═══ RAW DATA ═══

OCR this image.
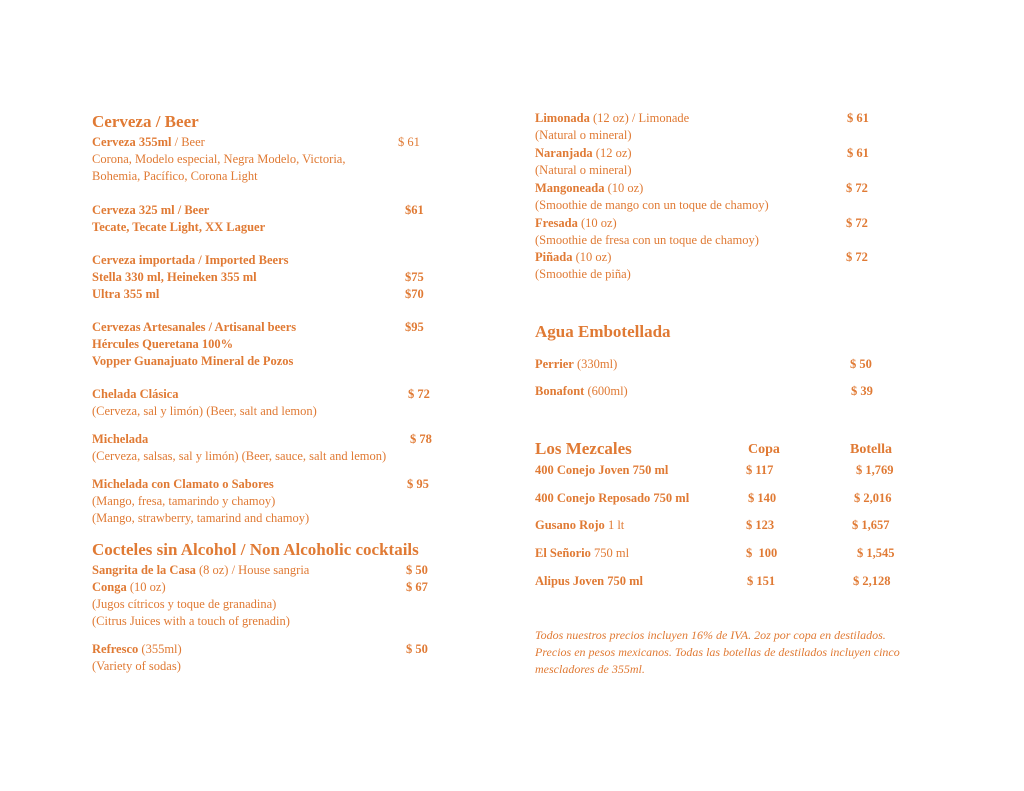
Cerveza / Beer
Cerveza 355ml / Beer	$ 61
Corona, Modelo especial, Negra Modelo, Victoria,
Bohemia, Pacífico, Corona Light
Cerveza 325 ml / Beer	$61
Tecate, Tecate Light, XX Laguer
Cerveza importada / Imported Beers
Stella 330 ml, Heineken 355 ml	$75
Ultra 355 ml	$70
Cervezas Artesanales / Artisanal beers	$95
Hércules Queretana 100%
Vopper Guanajuato Mineral de Pozos
Chelada Clásica	$ 72
(Cerveza, sal y limón) (Beer, salt and lemon)
Michelada	$ 78
(Cerveza, salsas, sal y limón) (Beer, sauce, salt and lemon)
Michelada con Clamato o Sabores	$ 95
(Mango, fresa, tamarindo y chamoy)
(Mango, strawberry, tamarind and chamoy)
Cocteles sin Alcohol / Non Alcoholic cocktails
Sangrita de la Casa (8 oz) / House sangria	$ 50
Conga (10 oz)	$ 67
(Jugos cítricos y toque de granadina)
(Citrus Juices with a touch of grenadin)
Refresco (355ml)	$ 50
(Variety of sodas)
Limonada (12 oz) / Limonade	$ 61
(Natural o mineral)
Naranjada (12 oz)	$ 61
(Natural o mineral)
Mangoneada (10 oz)	$ 72
(Smoothie de mango con un toque de chamoy)
Fresada (10 oz)	$ 72
(Smoothie de fresa con un toque de chamoy)
Piñada (10 oz)	$ 72
(Smoothie de piña)
Agua Embotellada
Perrier (330ml)	$ 50
Bonafont (600ml)	$ 39
Los Mezcales	Copa	Botella
400 Conejo Joven 750 ml	$ 117	$ 1,769
400 Conejo Reposado 750 ml	$ 140	$ 2,016
Gusano Rojo 1 lt	$ 123	$ 1,657
El Señorio 750 ml	$  100	$ 1,545
Alipus Joven 750 ml	$ 151	$ 2,128
Todos nuestros precios incluyen 16% de IVA. 2oz por copa en destilados.
Precios en pesos mexicanos. Todas las botellas de destilados incluyen cinco
mescladores de 355ml.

═══

EXERCISE TASK - In your copy, leave out the pictures and reproduce the material above exactly.

RESPONSE -
OCR this image.
Cerveza / Beer
Cerveza 355ml / Beer	$ 61
Corona, Modelo especial, Negra Modelo, Victoria,
Bohemia, Pacífico, Corona Light
Cerveza 325 ml / Beer	$61
Tecate, Tecate Light, XX Laguer
Cerveza importada / Imported Beers
Stella 330 ml, Heineken 355 ml	$75
Ultra 355 ml	$70
Cervezas Artesanales / Artisanal beers	$95
Hércules Queretana 100%
Vopper Guanajuato Mineral de Pozos
Chelada Clásica	$ 72
(Cerveza, sal y limón) (Beer, salt and lemon)
Michelada	$ 78
(Cerveza, salsas, sal y limón) (Beer, sauce, salt and lemon)
Michelada con Clamato o Sabores	$ 95
(Mango, fresa, tamarindo y chamoy)
(Mango, strawberry, tamarind and chamoy)
Cocteles sin Alcohol / Non Alcoholic cocktails
Sangrita de la Casa (8 oz) / House sangria	$ 50
Conga (10 oz)	$ 67
(Jugos cítricos y toque de granadina)
(Citrus Juices with a touch of grenadin)
Refresco (355ml)	$ 50
(Variety of sodas)
Limonada (12 oz) / Limonade	$ 61
(Natural o mineral)
Naranjada (12 oz)	$ 61
(Natural o mineral)
Mangoneada (10 oz)	$ 72
(Smoothie de mango con un toque de chamoy)
Fresada (10 oz)	$ 72
(Smoothie de fresa con un toque de chamoy)
Piñada (10 oz)	$ 72
(Smoothie de piña)
Agua Embotellada
Perrier (330ml)	$ 50
Bonafont (600ml)	$ 39
Los Mezcales	Copa	Botella
400 Conejo Joven 750 ml	$ 117	$ 1,769
400 Conejo Reposado 750 ml	$ 140	$ 2,016
Gusano Rojo 1 lt	$ 123	$ 1,657
El Señorio 750 ml	$  100	$ 1,545
Alipus Joven 750 ml	$ 151	$ 2,128
Todos nuestros precios incluyen 16% de IVA. 2oz por copa en destilados.
Precios en pesos mexicanos. Todas las botellas de destilados incluyen cinco
mescladores de 355ml.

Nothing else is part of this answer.